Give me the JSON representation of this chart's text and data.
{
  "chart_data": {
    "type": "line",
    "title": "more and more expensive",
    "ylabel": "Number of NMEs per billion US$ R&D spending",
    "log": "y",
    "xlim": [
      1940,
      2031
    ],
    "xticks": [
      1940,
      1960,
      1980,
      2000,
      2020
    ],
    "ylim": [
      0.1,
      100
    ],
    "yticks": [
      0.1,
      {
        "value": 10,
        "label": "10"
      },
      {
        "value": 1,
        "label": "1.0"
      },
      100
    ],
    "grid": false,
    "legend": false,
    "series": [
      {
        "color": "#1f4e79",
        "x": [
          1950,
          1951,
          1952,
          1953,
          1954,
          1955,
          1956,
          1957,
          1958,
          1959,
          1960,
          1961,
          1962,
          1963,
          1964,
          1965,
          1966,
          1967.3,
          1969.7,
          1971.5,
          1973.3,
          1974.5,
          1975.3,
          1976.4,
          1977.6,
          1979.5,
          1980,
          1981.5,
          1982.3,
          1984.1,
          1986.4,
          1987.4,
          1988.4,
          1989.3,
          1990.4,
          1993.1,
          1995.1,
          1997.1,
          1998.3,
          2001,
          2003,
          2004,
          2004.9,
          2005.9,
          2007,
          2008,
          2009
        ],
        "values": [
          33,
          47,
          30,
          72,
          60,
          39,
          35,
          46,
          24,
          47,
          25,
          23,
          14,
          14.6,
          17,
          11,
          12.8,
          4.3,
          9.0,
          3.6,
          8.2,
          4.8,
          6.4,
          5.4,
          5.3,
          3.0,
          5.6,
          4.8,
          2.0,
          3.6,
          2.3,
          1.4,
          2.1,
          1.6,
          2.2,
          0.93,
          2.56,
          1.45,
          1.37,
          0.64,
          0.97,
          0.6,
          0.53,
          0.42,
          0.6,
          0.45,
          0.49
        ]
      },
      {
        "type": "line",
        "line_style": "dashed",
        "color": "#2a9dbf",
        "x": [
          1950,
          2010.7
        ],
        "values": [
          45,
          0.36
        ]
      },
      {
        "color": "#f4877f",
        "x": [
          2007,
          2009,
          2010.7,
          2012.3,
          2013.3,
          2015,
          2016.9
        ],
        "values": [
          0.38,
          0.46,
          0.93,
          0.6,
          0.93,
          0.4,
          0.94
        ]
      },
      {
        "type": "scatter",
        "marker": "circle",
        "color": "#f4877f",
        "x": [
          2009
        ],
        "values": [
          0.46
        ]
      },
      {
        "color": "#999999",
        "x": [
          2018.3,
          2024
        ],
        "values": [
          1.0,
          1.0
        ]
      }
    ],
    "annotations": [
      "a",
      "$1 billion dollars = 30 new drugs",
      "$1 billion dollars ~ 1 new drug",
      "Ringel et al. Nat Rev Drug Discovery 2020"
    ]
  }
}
======
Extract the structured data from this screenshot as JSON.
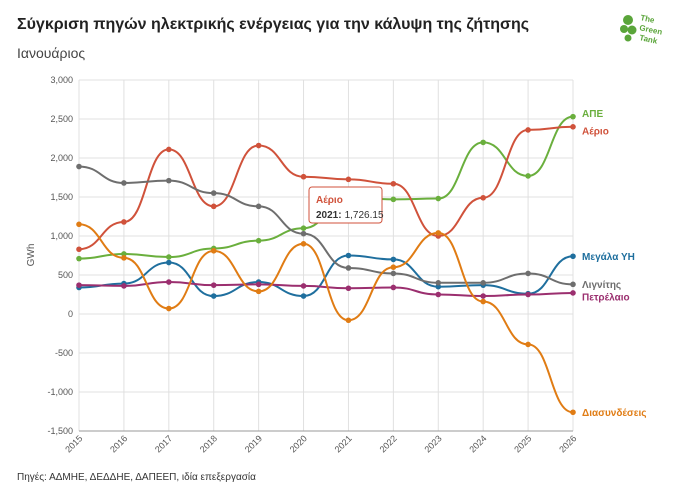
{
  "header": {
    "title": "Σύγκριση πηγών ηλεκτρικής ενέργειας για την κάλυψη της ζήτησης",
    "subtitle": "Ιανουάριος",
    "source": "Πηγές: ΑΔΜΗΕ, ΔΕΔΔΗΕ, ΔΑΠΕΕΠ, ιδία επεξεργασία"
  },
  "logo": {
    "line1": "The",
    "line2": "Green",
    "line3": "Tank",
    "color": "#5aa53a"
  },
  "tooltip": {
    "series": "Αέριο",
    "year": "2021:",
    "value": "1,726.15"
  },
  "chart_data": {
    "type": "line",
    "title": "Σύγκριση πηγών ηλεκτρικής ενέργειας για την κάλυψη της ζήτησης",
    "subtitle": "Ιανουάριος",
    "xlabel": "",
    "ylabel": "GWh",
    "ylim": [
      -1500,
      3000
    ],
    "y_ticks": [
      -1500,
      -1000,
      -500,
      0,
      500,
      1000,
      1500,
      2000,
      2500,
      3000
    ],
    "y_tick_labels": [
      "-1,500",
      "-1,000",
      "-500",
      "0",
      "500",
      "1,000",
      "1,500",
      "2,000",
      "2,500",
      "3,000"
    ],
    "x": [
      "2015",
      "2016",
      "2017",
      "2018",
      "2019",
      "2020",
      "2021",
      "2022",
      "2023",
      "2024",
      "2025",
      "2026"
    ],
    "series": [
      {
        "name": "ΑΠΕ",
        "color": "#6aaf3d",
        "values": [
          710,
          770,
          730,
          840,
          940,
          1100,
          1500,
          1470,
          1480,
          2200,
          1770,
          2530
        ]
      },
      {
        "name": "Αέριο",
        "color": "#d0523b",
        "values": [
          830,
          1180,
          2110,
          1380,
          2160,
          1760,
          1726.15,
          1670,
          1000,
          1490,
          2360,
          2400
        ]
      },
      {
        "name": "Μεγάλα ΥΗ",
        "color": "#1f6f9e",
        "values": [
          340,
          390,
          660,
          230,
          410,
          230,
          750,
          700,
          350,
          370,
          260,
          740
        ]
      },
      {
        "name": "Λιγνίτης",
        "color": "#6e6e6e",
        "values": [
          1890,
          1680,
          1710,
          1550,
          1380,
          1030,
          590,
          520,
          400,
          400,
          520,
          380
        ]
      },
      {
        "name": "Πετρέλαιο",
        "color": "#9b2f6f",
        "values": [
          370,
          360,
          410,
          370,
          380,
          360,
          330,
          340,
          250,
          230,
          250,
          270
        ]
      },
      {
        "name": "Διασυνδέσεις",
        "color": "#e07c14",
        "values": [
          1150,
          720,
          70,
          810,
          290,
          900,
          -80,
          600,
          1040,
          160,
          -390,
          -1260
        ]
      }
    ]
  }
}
======
Tally the lines of the listing in which the word "JSON" occurs, and state the total alone.

→ **Problem solution**:
2